Records from a data source
>> START

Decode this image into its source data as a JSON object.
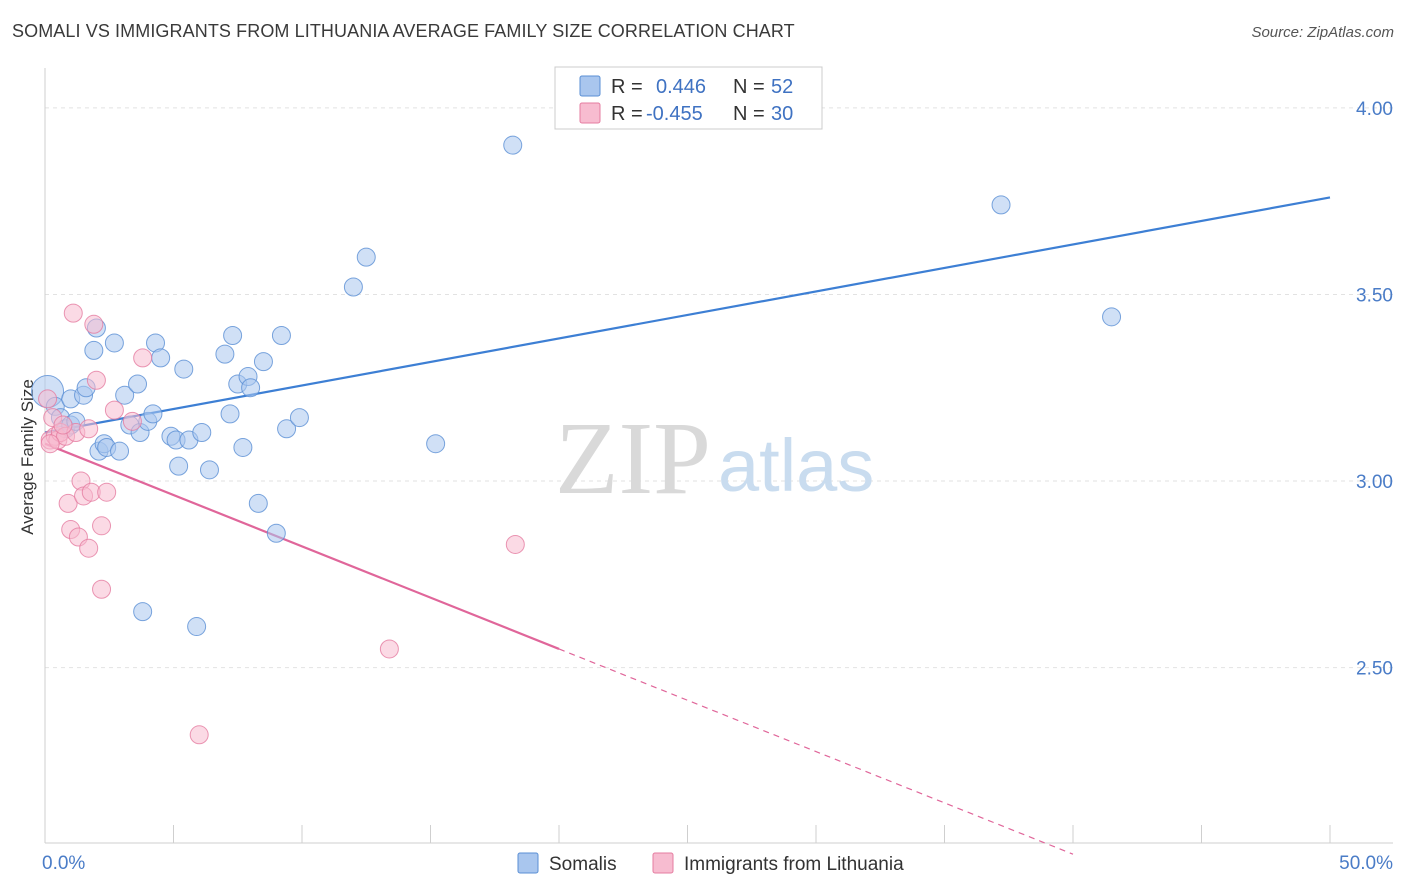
{
  "title": "SOMALI VS IMMIGRANTS FROM LITHUANIA AVERAGE FAMILY SIZE CORRELATION CHART",
  "source": "Source: ZipAtlas.com",
  "watermark": {
    "zip": "ZIP",
    "atlas": "atlas"
  },
  "colors": {
    "somali_fill": "#a9c6ee",
    "somali_stroke": "#5a8fd4",
    "somali_line": "#3d7fd4",
    "lith_fill": "#f7bcd0",
    "lith_stroke": "#e57ca0",
    "lith_line": "#e0669a",
    "tick_label": "#4a7cc7",
    "grid": "#e2e2e2"
  },
  "legend": {
    "rows": [
      {
        "r_label": "R =",
        "r_value": "0.446",
        "n_label": "N =",
        "n_value": "52"
      },
      {
        "r_label": "R =",
        "r_value": "-0.455",
        "n_label": "N =",
        "n_value": "30"
      }
    ]
  },
  "chart_data": {
    "type": "scatter",
    "title": "SOMALI VS IMMIGRANTS FROM LITHUANIA AVERAGE FAMILY SIZE CORRELATION CHART",
    "xlabel": "",
    "ylabel": "Average Family Size",
    "xlim": [
      0,
      50
    ],
    "ylim": [
      2.03,
      4.08
    ],
    "x_tick_labels": [
      "0.0%",
      "50.0%"
    ],
    "y_ticks": [
      2.5,
      3.0,
      3.5,
      4.0
    ],
    "y_tick_labels": [
      "2.50",
      "3.00",
      "3.50",
      "4.00"
    ],
    "grid": "horizontal dashed",
    "legend_position": "top-center",
    "series": [
      {
        "name": "Somalis",
        "points": [
          [
            0.1,
            3.24
          ],
          [
            0.4,
            3.2
          ],
          [
            0.6,
            3.17
          ],
          [
            0.8,
            3.14
          ],
          [
            1.0,
            3.15
          ],
          [
            1.0,
            3.22
          ],
          [
            1.2,
            3.16
          ],
          [
            1.5,
            3.23
          ],
          [
            1.6,
            3.25
          ],
          [
            1.9,
            3.35
          ],
          [
            2.0,
            3.41
          ],
          [
            2.1,
            3.08
          ],
          [
            2.3,
            3.1
          ],
          [
            2.4,
            3.09
          ],
          [
            2.7,
            3.37
          ],
          [
            2.9,
            3.08
          ],
          [
            3.1,
            3.23
          ],
          [
            3.3,
            3.15
          ],
          [
            3.6,
            3.26
          ],
          [
            3.7,
            3.13
          ],
          [
            3.8,
            2.65
          ],
          [
            4.0,
            3.16
          ],
          [
            4.2,
            3.18
          ],
          [
            4.3,
            3.37
          ],
          [
            4.5,
            3.33
          ],
          [
            4.9,
            3.12
          ],
          [
            5.1,
            3.11
          ],
          [
            5.2,
            3.04
          ],
          [
            5.4,
            3.3
          ],
          [
            5.6,
            3.11
          ],
          [
            5.9,
            2.61
          ],
          [
            6.1,
            3.13
          ],
          [
            6.4,
            3.03
          ],
          [
            7.0,
            3.34
          ],
          [
            7.2,
            3.18
          ],
          [
            7.3,
            3.39
          ],
          [
            7.5,
            3.26
          ],
          [
            7.7,
            3.09
          ],
          [
            7.9,
            3.28
          ],
          [
            8.0,
            3.25
          ],
          [
            8.3,
            2.94
          ],
          [
            8.5,
            3.32
          ],
          [
            9.0,
            2.86
          ],
          [
            9.2,
            3.39
          ],
          [
            9.4,
            3.14
          ],
          [
            9.9,
            3.17
          ],
          [
            12.0,
            3.52
          ],
          [
            12.5,
            3.6
          ],
          [
            15.2,
            3.1
          ],
          [
            18.2,
            3.9
          ],
          [
            37.2,
            3.74
          ],
          [
            41.5,
            3.44
          ]
        ]
      },
      {
        "name": "Immigrants from Lithuania",
        "points": [
          [
            0.1,
            3.22
          ],
          [
            0.2,
            3.11
          ],
          [
            0.3,
            3.17
          ],
          [
            0.4,
            3.12
          ],
          [
            0.5,
            3.11
          ],
          [
            0.6,
            3.13
          ],
          [
            0.8,
            3.12
          ],
          [
            0.9,
            2.94
          ],
          [
            1.0,
            2.87
          ],
          [
            1.1,
            3.45
          ],
          [
            1.2,
            3.13
          ],
          [
            1.3,
            2.85
          ],
          [
            1.4,
            3.0
          ],
          [
            1.5,
            2.96
          ],
          [
            1.7,
            2.82
          ],
          [
            1.7,
            3.14
          ],
          [
            1.8,
            2.97
          ],
          [
            1.9,
            3.42
          ],
          [
            2.0,
            3.27
          ],
          [
            2.2,
            2.88
          ],
          [
            2.2,
            2.71
          ],
          [
            2.4,
            2.97
          ],
          [
            2.7,
            3.19
          ],
          [
            3.4,
            3.16
          ],
          [
            3.8,
            3.33
          ],
          [
            6.0,
            2.32
          ],
          [
            13.4,
            2.55
          ],
          [
            18.3,
            2.83
          ],
          [
            0.2,
            3.1
          ],
          [
            0.7,
            3.15
          ]
        ]
      }
    ],
    "trend_lines": [
      {
        "series": "Somalis",
        "from": [
          0,
          3.13
        ],
        "to": [
          50,
          3.76
        ]
      },
      {
        "series": "Immigrants from Lithuania",
        "solid_from": [
          0,
          3.1
        ],
        "solid_to": [
          20,
          2.55
        ],
        "dashed_to": [
          40,
          2.0
        ]
      }
    ]
  }
}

>> END

Take the listing above and print it exactly, apart from the pictures.

**Output of the exercise**
Decode this image into its source data as a JSON object.
{
  "title": "SOMALI VS IMMIGRANTS FROM LITHUANIA AVERAGE FAMILY SIZE CORRELATION CHART",
  "source": "Source: ZipAtlas.com",
  "watermark": {
    "zip": "ZIP",
    "atlas": "atlas"
  },
  "colors": {
    "somali_fill": "#a9c6ee",
    "somali_stroke": "#5a8fd4",
    "somali_line": "#3d7fd4",
    "lith_fill": "#f7bcd0",
    "lith_stroke": "#e57ca0",
    "lith_line": "#e0669a",
    "tick_label": "#4a7cc7",
    "grid": "#e2e2e2"
  },
  "legend": {
    "rows": [
      {
        "r_label": "R =",
        "r_value": "0.446",
        "n_label": "N =",
        "n_value": "52"
      },
      {
        "r_label": "R =",
        "r_value": "-0.455",
        "n_label": "N =",
        "n_value": "30"
      }
    ]
  },
  "chart_data": {
    "type": "scatter",
    "title": "SOMALI VS IMMIGRANTS FROM LITHUANIA AVERAGE FAMILY SIZE CORRELATION CHART",
    "xlabel": "",
    "ylabel": "Average Family Size",
    "xlim": [
      0,
      50
    ],
    "ylim": [
      2.03,
      4.08
    ],
    "x_tick_labels": [
      "0.0%",
      "50.0%"
    ],
    "y_ticks": [
      2.5,
      3.0,
      3.5,
      4.0
    ],
    "y_tick_labels": [
      "2.50",
      "3.00",
      "3.50",
      "4.00"
    ],
    "grid": "horizontal dashed",
    "legend_position": "top-center",
    "series": [
      {
        "name": "Somalis",
        "points": [
          [
            0.1,
            3.24
          ],
          [
            0.4,
            3.2
          ],
          [
            0.6,
            3.17
          ],
          [
            0.8,
            3.14
          ],
          [
            1.0,
            3.15
          ],
          [
            1.0,
            3.22
          ],
          [
            1.2,
            3.16
          ],
          [
            1.5,
            3.23
          ],
          [
            1.6,
            3.25
          ],
          [
            1.9,
            3.35
          ],
          [
            2.0,
            3.41
          ],
          [
            2.1,
            3.08
          ],
          [
            2.3,
            3.1
          ],
          [
            2.4,
            3.09
          ],
          [
            2.7,
            3.37
          ],
          [
            2.9,
            3.08
          ],
          [
            3.1,
            3.23
          ],
          [
            3.3,
            3.15
          ],
          [
            3.6,
            3.26
          ],
          [
            3.7,
            3.13
          ],
          [
            3.8,
            2.65
          ],
          [
            4.0,
            3.16
          ],
          [
            4.2,
            3.18
          ],
          [
            4.3,
            3.37
          ],
          [
            4.5,
            3.33
          ],
          [
            4.9,
            3.12
          ],
          [
            5.1,
            3.11
          ],
          [
            5.2,
            3.04
          ],
          [
            5.4,
            3.3
          ],
          [
            5.6,
            3.11
          ],
          [
            5.9,
            2.61
          ],
          [
            6.1,
            3.13
          ],
          [
            6.4,
            3.03
          ],
          [
            7.0,
            3.34
          ],
          [
            7.2,
            3.18
          ],
          [
            7.3,
            3.39
          ],
          [
            7.5,
            3.26
          ],
          [
            7.7,
            3.09
          ],
          [
            7.9,
            3.28
          ],
          [
            8.0,
            3.25
          ],
          [
            8.3,
            2.94
          ],
          [
            8.5,
            3.32
          ],
          [
            9.0,
            2.86
          ],
          [
            9.2,
            3.39
          ],
          [
            9.4,
            3.14
          ],
          [
            9.9,
            3.17
          ],
          [
            12.0,
            3.52
          ],
          [
            12.5,
            3.6
          ],
          [
            15.2,
            3.1
          ],
          [
            18.2,
            3.9
          ],
          [
            37.2,
            3.74
          ],
          [
            41.5,
            3.44
          ]
        ]
      },
      {
        "name": "Immigrants from Lithuania",
        "points": [
          [
            0.1,
            3.22
          ],
          [
            0.2,
            3.11
          ],
          [
            0.3,
            3.17
          ],
          [
            0.4,
            3.12
          ],
          [
            0.5,
            3.11
          ],
          [
            0.6,
            3.13
          ],
          [
            0.8,
            3.12
          ],
          [
            0.9,
            2.94
          ],
          [
            1.0,
            2.87
          ],
          [
            1.1,
            3.45
          ],
          [
            1.2,
            3.13
          ],
          [
            1.3,
            2.85
          ],
          [
            1.4,
            3.0
          ],
          [
            1.5,
            2.96
          ],
          [
            1.7,
            2.82
          ],
          [
            1.7,
            3.14
          ],
          [
            1.8,
            2.97
          ],
          [
            1.9,
            3.42
          ],
          [
            2.0,
            3.27
          ],
          [
            2.2,
            2.88
          ],
          [
            2.2,
            2.71
          ],
          [
            2.4,
            2.97
          ],
          [
            2.7,
            3.19
          ],
          [
            3.4,
            3.16
          ],
          [
            3.8,
            3.33
          ],
          [
            6.0,
            2.32
          ],
          [
            13.4,
            2.55
          ],
          [
            18.3,
            2.83
          ],
          [
            0.2,
            3.1
          ],
          [
            0.7,
            3.15
          ]
        ]
      }
    ],
    "trend_lines": [
      {
        "series": "Somalis",
        "from": [
          0,
          3.13
        ],
        "to": [
          50,
          3.76
        ]
      },
      {
        "series": "Immigrants from Lithuania",
        "solid_from": [
          0,
          3.1
        ],
        "solid_to": [
          20,
          2.55
        ],
        "dashed_to": [
          40,
          2.0
        ]
      }
    ]
  }
}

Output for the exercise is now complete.